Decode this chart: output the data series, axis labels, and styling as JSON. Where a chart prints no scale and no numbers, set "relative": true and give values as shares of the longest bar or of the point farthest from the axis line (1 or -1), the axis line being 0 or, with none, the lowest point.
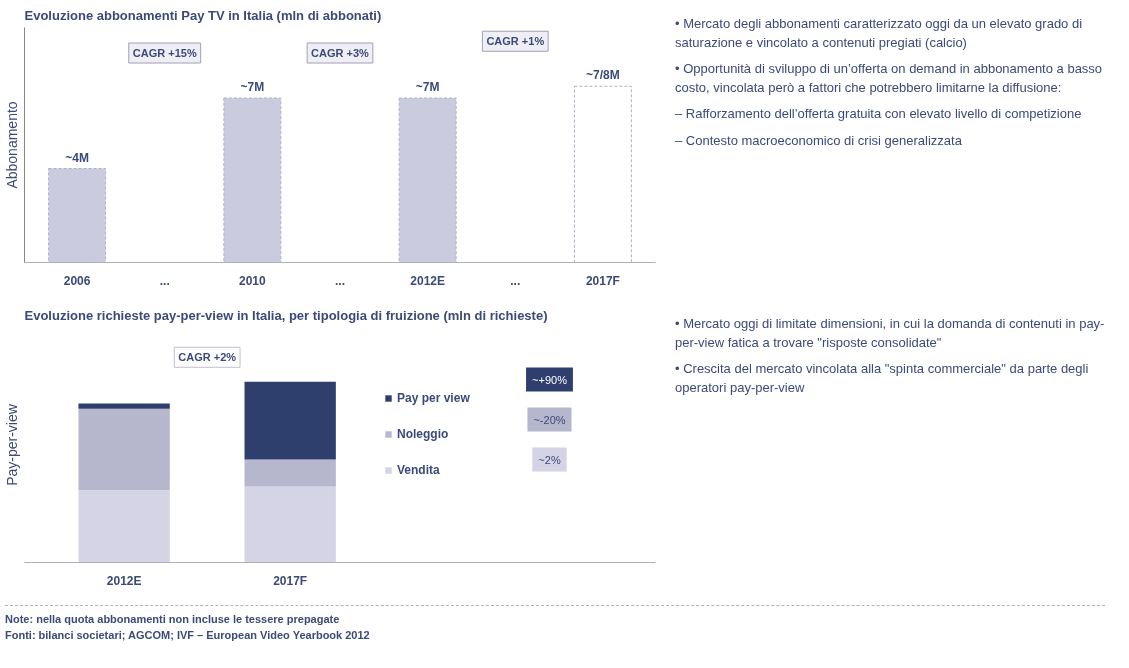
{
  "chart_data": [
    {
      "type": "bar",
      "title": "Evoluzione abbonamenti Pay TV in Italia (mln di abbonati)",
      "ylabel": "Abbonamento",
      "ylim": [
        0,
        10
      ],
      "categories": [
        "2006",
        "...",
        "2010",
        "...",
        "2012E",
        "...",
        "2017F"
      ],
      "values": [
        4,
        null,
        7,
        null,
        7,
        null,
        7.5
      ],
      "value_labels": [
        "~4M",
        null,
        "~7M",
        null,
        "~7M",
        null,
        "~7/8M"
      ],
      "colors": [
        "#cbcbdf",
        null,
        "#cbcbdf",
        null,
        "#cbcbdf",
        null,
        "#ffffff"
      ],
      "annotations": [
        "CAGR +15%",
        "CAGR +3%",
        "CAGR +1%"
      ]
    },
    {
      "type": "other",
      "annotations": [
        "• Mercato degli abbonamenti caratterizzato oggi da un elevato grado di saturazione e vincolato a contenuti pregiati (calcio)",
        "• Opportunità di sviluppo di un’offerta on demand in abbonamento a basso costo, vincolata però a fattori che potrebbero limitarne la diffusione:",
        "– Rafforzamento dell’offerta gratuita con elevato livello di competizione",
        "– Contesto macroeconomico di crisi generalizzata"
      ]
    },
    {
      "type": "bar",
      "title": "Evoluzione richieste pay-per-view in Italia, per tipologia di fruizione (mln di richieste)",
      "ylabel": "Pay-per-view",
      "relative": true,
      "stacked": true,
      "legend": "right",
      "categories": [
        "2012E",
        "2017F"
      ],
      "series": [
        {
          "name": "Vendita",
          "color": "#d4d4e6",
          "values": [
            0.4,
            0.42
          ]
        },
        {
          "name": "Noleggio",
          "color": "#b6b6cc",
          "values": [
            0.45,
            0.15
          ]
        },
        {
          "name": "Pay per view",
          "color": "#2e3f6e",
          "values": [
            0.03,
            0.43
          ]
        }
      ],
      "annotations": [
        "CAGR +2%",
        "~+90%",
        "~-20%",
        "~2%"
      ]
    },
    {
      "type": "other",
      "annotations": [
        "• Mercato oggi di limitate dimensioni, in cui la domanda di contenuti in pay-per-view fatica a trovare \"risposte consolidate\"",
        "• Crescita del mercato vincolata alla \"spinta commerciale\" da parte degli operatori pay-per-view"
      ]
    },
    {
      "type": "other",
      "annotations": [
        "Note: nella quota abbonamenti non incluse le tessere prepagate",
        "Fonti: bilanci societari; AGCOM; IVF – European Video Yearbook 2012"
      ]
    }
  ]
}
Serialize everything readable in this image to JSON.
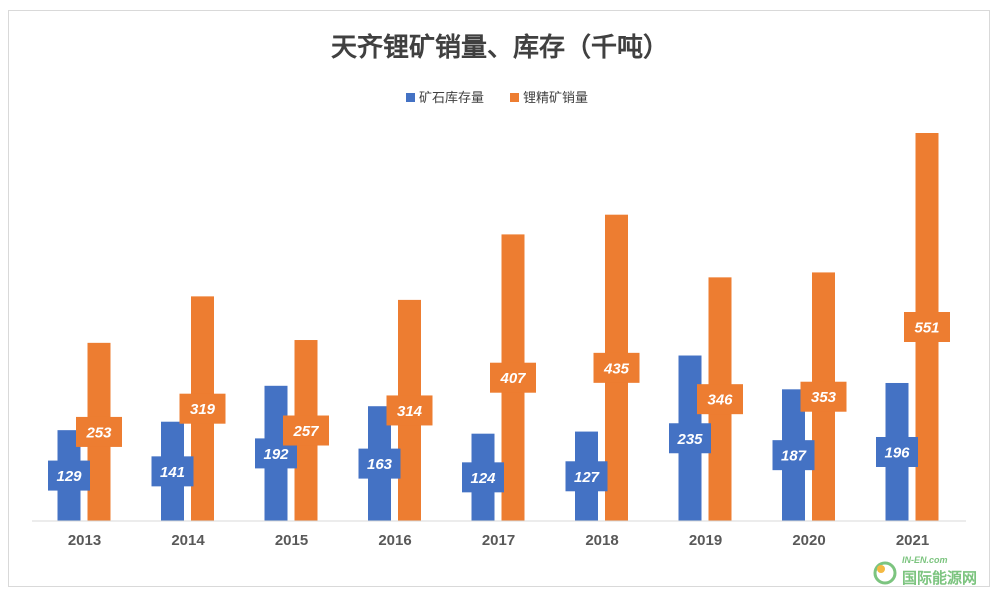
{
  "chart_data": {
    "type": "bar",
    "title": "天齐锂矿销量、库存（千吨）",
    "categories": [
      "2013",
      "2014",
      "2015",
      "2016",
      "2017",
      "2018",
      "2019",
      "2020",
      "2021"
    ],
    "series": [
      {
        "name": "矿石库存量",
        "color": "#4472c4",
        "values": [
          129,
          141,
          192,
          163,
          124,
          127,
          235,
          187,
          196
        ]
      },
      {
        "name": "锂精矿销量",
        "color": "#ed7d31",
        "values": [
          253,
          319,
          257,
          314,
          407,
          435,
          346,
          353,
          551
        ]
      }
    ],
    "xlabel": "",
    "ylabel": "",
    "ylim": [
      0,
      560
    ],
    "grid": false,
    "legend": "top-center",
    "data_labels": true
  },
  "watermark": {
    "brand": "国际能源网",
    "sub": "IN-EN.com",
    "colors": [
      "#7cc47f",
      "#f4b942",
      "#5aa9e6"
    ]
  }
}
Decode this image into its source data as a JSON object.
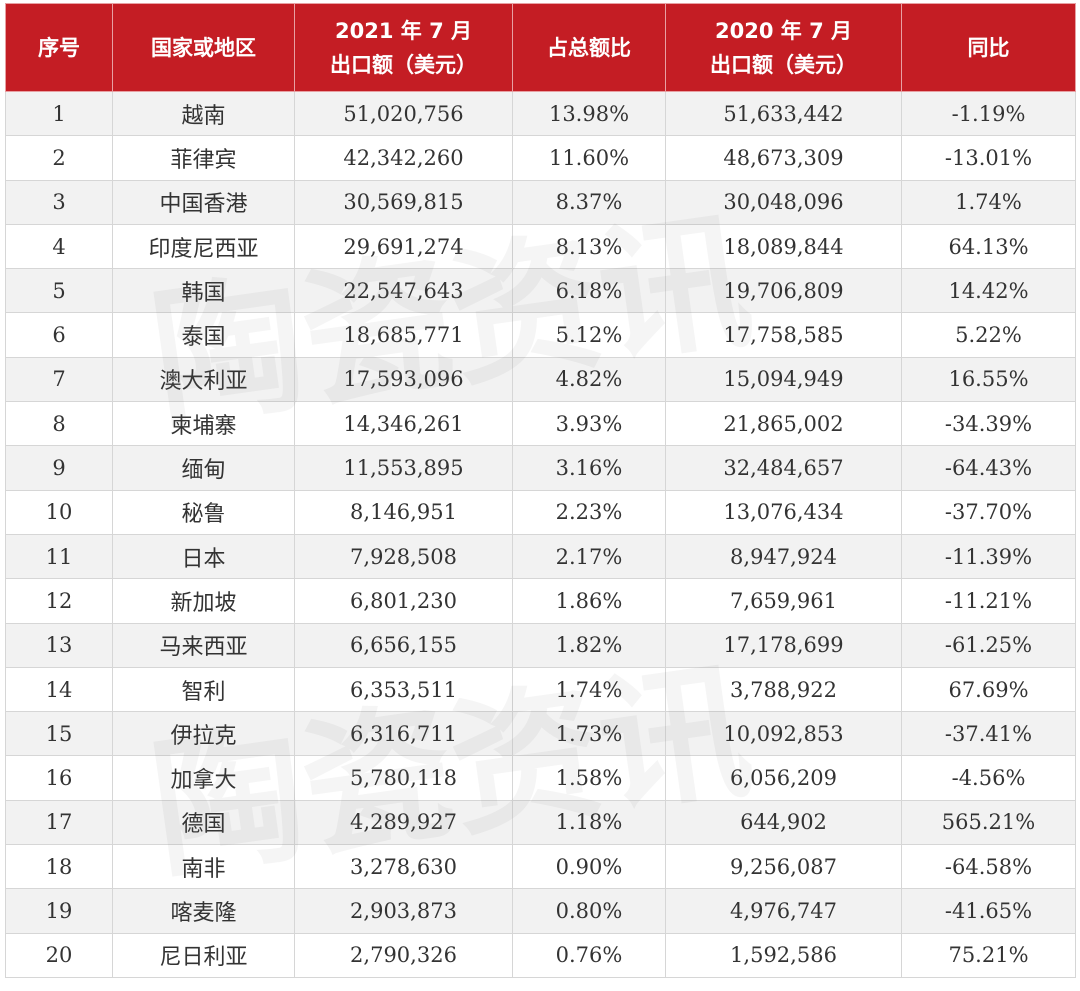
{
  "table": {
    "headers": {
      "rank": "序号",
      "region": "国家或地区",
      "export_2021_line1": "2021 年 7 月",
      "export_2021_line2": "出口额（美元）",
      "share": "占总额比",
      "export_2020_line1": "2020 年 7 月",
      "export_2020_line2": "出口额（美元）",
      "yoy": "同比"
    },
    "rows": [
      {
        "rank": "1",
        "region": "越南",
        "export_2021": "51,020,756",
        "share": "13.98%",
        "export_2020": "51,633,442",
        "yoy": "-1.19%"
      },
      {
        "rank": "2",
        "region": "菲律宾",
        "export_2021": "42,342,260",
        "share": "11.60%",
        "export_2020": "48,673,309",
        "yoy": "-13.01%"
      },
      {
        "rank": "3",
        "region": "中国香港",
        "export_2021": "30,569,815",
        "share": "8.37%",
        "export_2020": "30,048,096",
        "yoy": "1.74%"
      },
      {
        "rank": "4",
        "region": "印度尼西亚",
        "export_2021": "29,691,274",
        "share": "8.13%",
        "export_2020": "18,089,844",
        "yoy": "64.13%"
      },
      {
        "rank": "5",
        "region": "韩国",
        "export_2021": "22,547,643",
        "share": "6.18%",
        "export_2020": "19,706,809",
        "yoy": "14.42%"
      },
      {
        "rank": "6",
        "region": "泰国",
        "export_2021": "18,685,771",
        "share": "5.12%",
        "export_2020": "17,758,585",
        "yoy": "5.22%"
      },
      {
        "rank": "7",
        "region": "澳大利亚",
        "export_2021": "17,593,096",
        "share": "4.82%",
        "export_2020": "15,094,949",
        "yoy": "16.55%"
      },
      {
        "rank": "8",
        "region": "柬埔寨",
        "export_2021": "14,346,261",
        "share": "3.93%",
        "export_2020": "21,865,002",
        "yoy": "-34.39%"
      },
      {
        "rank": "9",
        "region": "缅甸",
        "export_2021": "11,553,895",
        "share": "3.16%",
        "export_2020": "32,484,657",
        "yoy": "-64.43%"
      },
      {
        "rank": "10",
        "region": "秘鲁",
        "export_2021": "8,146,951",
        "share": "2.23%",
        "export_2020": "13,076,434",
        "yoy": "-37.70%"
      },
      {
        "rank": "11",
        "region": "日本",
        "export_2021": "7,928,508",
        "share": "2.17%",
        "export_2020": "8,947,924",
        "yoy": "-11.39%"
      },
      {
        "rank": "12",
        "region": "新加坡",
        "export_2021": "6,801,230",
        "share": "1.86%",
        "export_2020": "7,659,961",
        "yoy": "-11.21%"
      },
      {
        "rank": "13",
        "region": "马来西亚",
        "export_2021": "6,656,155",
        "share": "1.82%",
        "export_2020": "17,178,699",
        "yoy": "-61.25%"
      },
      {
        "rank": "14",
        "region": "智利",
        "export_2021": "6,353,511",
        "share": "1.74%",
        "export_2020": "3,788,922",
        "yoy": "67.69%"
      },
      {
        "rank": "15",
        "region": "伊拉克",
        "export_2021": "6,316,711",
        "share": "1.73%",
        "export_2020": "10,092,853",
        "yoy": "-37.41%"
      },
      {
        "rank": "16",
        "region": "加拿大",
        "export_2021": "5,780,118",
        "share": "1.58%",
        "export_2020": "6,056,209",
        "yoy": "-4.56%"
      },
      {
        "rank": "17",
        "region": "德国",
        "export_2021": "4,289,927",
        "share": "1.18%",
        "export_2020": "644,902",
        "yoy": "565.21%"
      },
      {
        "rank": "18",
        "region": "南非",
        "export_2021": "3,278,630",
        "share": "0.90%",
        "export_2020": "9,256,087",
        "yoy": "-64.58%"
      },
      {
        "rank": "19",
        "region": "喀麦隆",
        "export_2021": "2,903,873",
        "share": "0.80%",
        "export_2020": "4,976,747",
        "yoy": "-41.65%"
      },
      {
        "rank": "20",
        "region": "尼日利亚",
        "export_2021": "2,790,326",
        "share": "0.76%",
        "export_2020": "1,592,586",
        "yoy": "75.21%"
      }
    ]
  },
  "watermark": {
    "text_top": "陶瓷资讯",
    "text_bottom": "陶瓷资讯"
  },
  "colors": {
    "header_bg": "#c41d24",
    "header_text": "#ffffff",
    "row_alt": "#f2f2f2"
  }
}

**Instructions to follow**: Using the records above, select and copy every line that has the word "offerta".

**Output of the exercise**:
        "• Opportunità di sviluppo di un’offerta on demand in abbonamento a basso costo, vincolata però a fattori che potrebbero limitarne la diffusione:",
        "– Rafforzamento dell’offerta gratuita con elevato livello di competizione",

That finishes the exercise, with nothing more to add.